Figure contents as structured data
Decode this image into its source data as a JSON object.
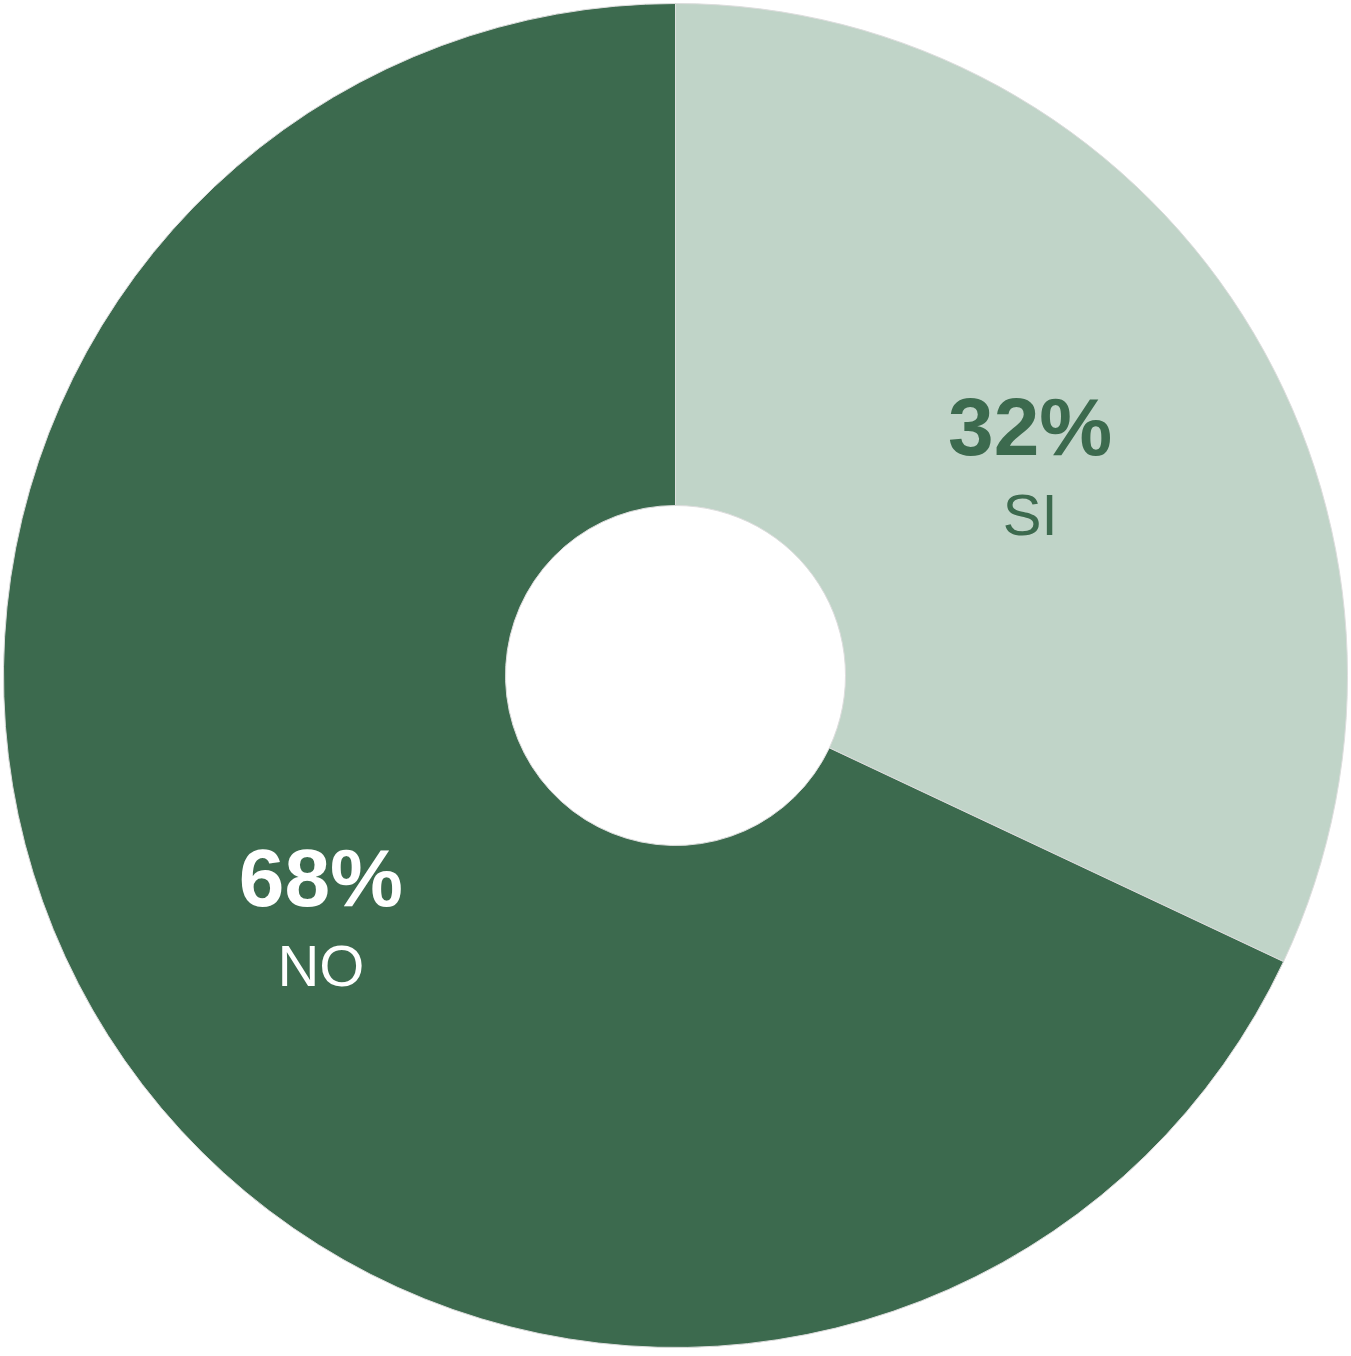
{
  "chart_data": {
    "type": "donut",
    "categories": [
      "SI",
      "NO"
    ],
    "values": [
      32,
      68
    ],
    "value_labels": [
      "32%",
      "68%"
    ],
    "colors": [
      "#c0d4c8",
      "#3c6a4e"
    ]
  }
}
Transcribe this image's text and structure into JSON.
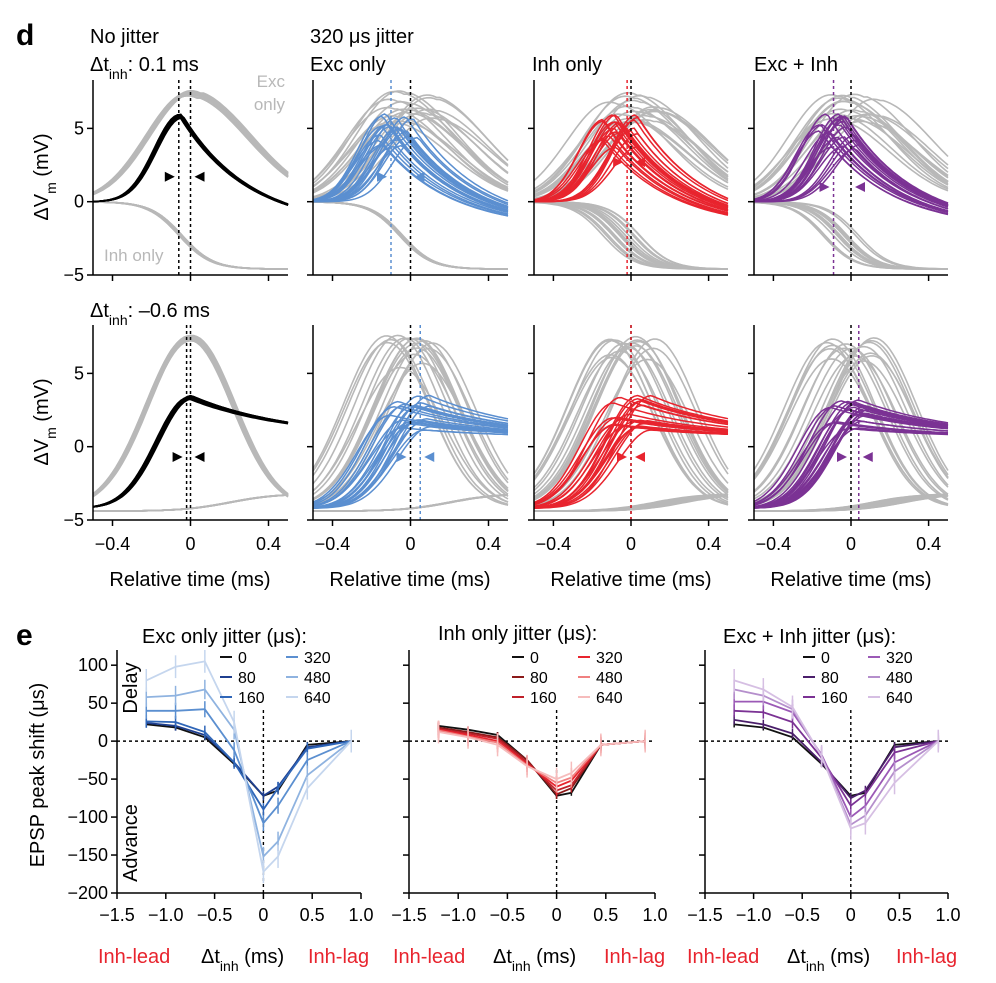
{
  "panels": {
    "d": "d",
    "e": "e"
  },
  "section_d": {
    "row1_label_prefix": "Δt",
    "row1_label_sub": "inh",
    "row1_label_value": ": 0.1 ms",
    "row2_label_prefix": "Δt",
    "row2_label_sub": "inh",
    "row2_label_value": ": –0.6 ms",
    "titles": [
      "No jitter",
      "Exc only",
      "Inh only",
      "Exc + Inh"
    ],
    "jitter_title": "320 μs jitter",
    "annotation_exc": [
      "Exc",
      "only"
    ],
    "annotation_inh": "Inh only",
    "ylabel_prefix": "ΔV",
    "ylabel_sub": "m",
    "ylabel_unit": " (mV)",
    "xlabel": "Relative time (ms)",
    "yticks": [
      "5",
      "0",
      "−5"
    ],
    "xticks": [
      "−0.4",
      "0",
      "0.4"
    ],
    "colors": {
      "none": "#000000",
      "exc": "#5b8fd0",
      "inh": "#e8242e",
      "both": "#7b3294",
      "gray": "#b8b8b8"
    }
  },
  "section_e": {
    "ylabel": "EPSP peak shift (μs)",
    "xlabel_prefix": "Δt",
    "xlabel_sub": "inh",
    "xlabel_unit": " (ms)",
    "lead_label": "Inh-lead",
    "lag_label": "Inh-lag",
    "delay_label": "Delay",
    "advance_label": "Advance",
    "yticks": [
      "100",
      "50",
      "0",
      "−50",
      "−100",
      "−150",
      "−200"
    ],
    "xticks": [
      "−1.5",
      "−1.0",
      "−0.5",
      "0",
      "0.5",
      "1.0"
    ],
    "legend_labels": [
      "0",
      "80",
      "160",
      "320",
      "480",
      "640"
    ],
    "titles": [
      "Exc only jitter (μs):",
      "Inh only jitter (μs):",
      "Exc + Inh jitter (μs):"
    ]
  },
  "chart_data": [
    {
      "type": "line",
      "title": "Exc only jitter (μs):",
      "xlabel": "Δt_inh (ms)",
      "ylabel": "EPSP peak shift (μs)",
      "xlim": [
        -1.5,
        1.0
      ],
      "ylim": [
        -200,
        120
      ],
      "x": [
        -1.2,
        -0.9,
        -0.6,
        -0.3,
        0,
        0.15,
        0.45,
        0.9
      ],
      "series": [
        {
          "name": "0",
          "color": "#111111",
          "values": [
            22,
            18,
            5,
            -30,
            -72,
            -65,
            -5,
            0
          ]
        },
        {
          "name": "80",
          "color": "#1f3f8f",
          "values": [
            24,
            20,
            8,
            -28,
            -72,
            -60,
            -8,
            0
          ]
        },
        {
          "name": "160",
          "color": "#2f66b8",
          "values": [
            26,
            25,
            12,
            -28,
            -90,
            -62,
            -10,
            0
          ]
        },
        {
          "name": "320",
          "color": "#5b8fd0",
          "values": [
            40,
            40,
            42,
            -12,
            -108,
            -85,
            -25,
            0
          ]
        },
        {
          "name": "480",
          "color": "#8fb3e0",
          "values": [
            58,
            60,
            68,
            15,
            -152,
            -132,
            -45,
            0
          ]
        },
        {
          "name": "640",
          "color": "#c5d6ee",
          "values": [
            80,
            98,
            105,
            25,
            -172,
            -152,
            -62,
            0
          ]
        }
      ]
    },
    {
      "type": "line",
      "title": "Inh only jitter (μs):",
      "xlabel": "Δt_inh (ms)",
      "ylabel": "EPSP peak shift (μs)",
      "xlim": [
        -1.5,
        1.0
      ],
      "ylim": [
        -200,
        120
      ],
      "x": [
        -1.2,
        -0.9,
        -0.6,
        -0.3,
        0,
        0.15,
        0.45,
        0.9
      ],
      "series": [
        {
          "name": "0",
          "color": "#111111",
          "values": [
            20,
            15,
            8,
            -25,
            -72,
            -68,
            -5,
            0
          ]
        },
        {
          "name": "80",
          "color": "#8b1a1a",
          "values": [
            18,
            12,
            5,
            -25,
            -70,
            -62,
            -5,
            0
          ]
        },
        {
          "name": "160",
          "color": "#c0202a",
          "values": [
            16,
            10,
            3,
            -28,
            -65,
            -58,
            -5,
            0
          ]
        },
        {
          "name": "320",
          "color": "#e8242e",
          "values": [
            15,
            8,
            0,
            -30,
            -60,
            -52,
            -5,
            0
          ]
        },
        {
          "name": "480",
          "color": "#f08080",
          "values": [
            14,
            6,
            -2,
            -32,
            -55,
            -48,
            -5,
            0
          ]
        },
        {
          "name": "640",
          "color": "#f6bcbc",
          "values": [
            12,
            5,
            -5,
            -33,
            -50,
            -42,
            -5,
            0
          ]
        }
      ]
    },
    {
      "type": "line",
      "title": "Exc + Inh jitter (μs):",
      "xlabel": "Δt_inh (ms)",
      "ylabel": "EPSP peak shift (μs)",
      "xlim": [
        -1.5,
        1.0
      ],
      "ylim": [
        -200,
        120
      ],
      "x": [
        -1.2,
        -0.9,
        -0.6,
        -0.3,
        0,
        0.15,
        0.45,
        0.9
      ],
      "series": [
        {
          "name": "0",
          "color": "#111111",
          "values": [
            22,
            18,
            5,
            -30,
            -72,
            -68,
            -5,
            0
          ]
        },
        {
          "name": "80",
          "color": "#4b1f6b",
          "values": [
            28,
            22,
            10,
            -28,
            -75,
            -65,
            -8,
            0
          ]
        },
        {
          "name": "160",
          "color": "#7b3294",
          "values": [
            40,
            38,
            25,
            -22,
            -85,
            -70,
            -15,
            0
          ]
        },
        {
          "name": "320",
          "color": "#9b59b6",
          "values": [
            52,
            52,
            38,
            -18,
            -100,
            -85,
            -28,
            0
          ]
        },
        {
          "name": "480",
          "color": "#b58fcc",
          "values": [
            68,
            60,
            42,
            -20,
            -110,
            -98,
            -40,
            0
          ]
        },
        {
          "name": "640",
          "color": "#d6bfe3",
          "values": [
            80,
            68,
            45,
            -20,
            -115,
            -108,
            -55,
            0
          ]
        }
      ]
    }
  ]
}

# Given problem
Show, from the material above, each line that includes the string "only".

# Full answer
      "Exc only",
      "Inh only",
      "only"
    "annotation_inh": "Inh only",
      "Exc only jitter (μs):",
      "Inh only jitter (μs):",
      "title": "Exc only jitter (μs):",
      "title": "Inh only jitter (μs):",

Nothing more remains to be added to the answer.